What the task requires
Write out the full set of records exactly. Any pictures in them do not belong in the copy.

* start Exercise materials *

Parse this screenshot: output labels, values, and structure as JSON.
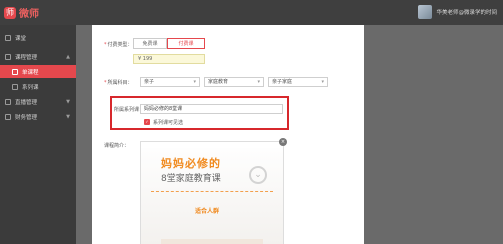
{
  "app": {
    "logo_text": "微师",
    "logo_glyph": "师"
  },
  "user": {
    "name": "华美老师@微录学的时间"
  },
  "sidebar": {
    "items": [
      {
        "label": "课堂",
        "icon": "home-icon"
      },
      {
        "label": "课程管理",
        "icon": "book-icon",
        "chevron": "▲"
      },
      {
        "label": "单课程",
        "icon": "lesson-icon",
        "active": true
      },
      {
        "label": "系列课",
        "icon": "series-icon"
      },
      {
        "label": "直播管理",
        "icon": "live-icon",
        "chevron": "▼"
      },
      {
        "label": "财务管理",
        "icon": "finance-icon",
        "chevron": "▼"
      }
    ]
  },
  "form": {
    "pricing_label": "付费类型：",
    "pricing_options": [
      "免费课",
      "付费课"
    ],
    "pricing_selected": "付费课",
    "price_value": "¥  199",
    "category_label": "所属科目：",
    "category_selects": [
      {
        "value": "亲子"
      },
      {
        "value": "家庭教育"
      },
      {
        "value": "亲子家庭"
      }
    ],
    "series_label": "所属系列课：",
    "series_value": "妈妈必修的8堂课",
    "series_visible_label": "系列课可见选",
    "series_visible_checked": true,
    "intro_label": "课程简介："
  },
  "editor": {
    "close_glyph": "×",
    "banner_line1": "妈妈必修的",
    "banner_line2": "8堂家庭教育课",
    "banner_line3": "适合人群",
    "arrow_glyph": "⌄"
  },
  "colors": {
    "accent": "#e5484d",
    "highlight": "#d7282c",
    "banner_orange": "#f08a1f"
  }
}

* end Exercise materials *

Result for this task
Parse this screenshot: output labels, values, and structure as JSON.
{
  "app": {
    "logo_text": "微师",
    "logo_glyph": "师"
  },
  "user": {
    "name": "华美老师@微录学的时间"
  },
  "sidebar": {
    "items": [
      {
        "label": "课堂",
        "icon": "home-icon"
      },
      {
        "label": "课程管理",
        "icon": "book-icon",
        "chevron": "▲"
      },
      {
        "label": "单课程",
        "icon": "lesson-icon",
        "active": true
      },
      {
        "label": "系列课",
        "icon": "series-icon"
      },
      {
        "label": "直播管理",
        "icon": "live-icon",
        "chevron": "▼"
      },
      {
        "label": "财务管理",
        "icon": "finance-icon",
        "chevron": "▼"
      }
    ]
  },
  "form": {
    "pricing_label": "付费类型：",
    "pricing_options": [
      "免费课",
      "付费课"
    ],
    "pricing_selected": "付费课",
    "price_value": "¥  199",
    "category_label": "所属科目：",
    "category_selects": [
      {
        "value": "亲子"
      },
      {
        "value": "家庭教育"
      },
      {
        "value": "亲子家庭"
      }
    ],
    "series_label": "所属系列课：",
    "series_value": "妈妈必修的8堂课",
    "series_visible_label": "系列课可见选",
    "series_visible_checked": true,
    "intro_label": "课程简介："
  },
  "editor": {
    "close_glyph": "×",
    "banner_line1": "妈妈必修的",
    "banner_line2": "8堂家庭教育课",
    "banner_line3": "适合人群",
    "arrow_glyph": "⌄"
  },
  "colors": {
    "accent": "#e5484d",
    "highlight": "#d7282c",
    "banner_orange": "#f08a1f"
  }
}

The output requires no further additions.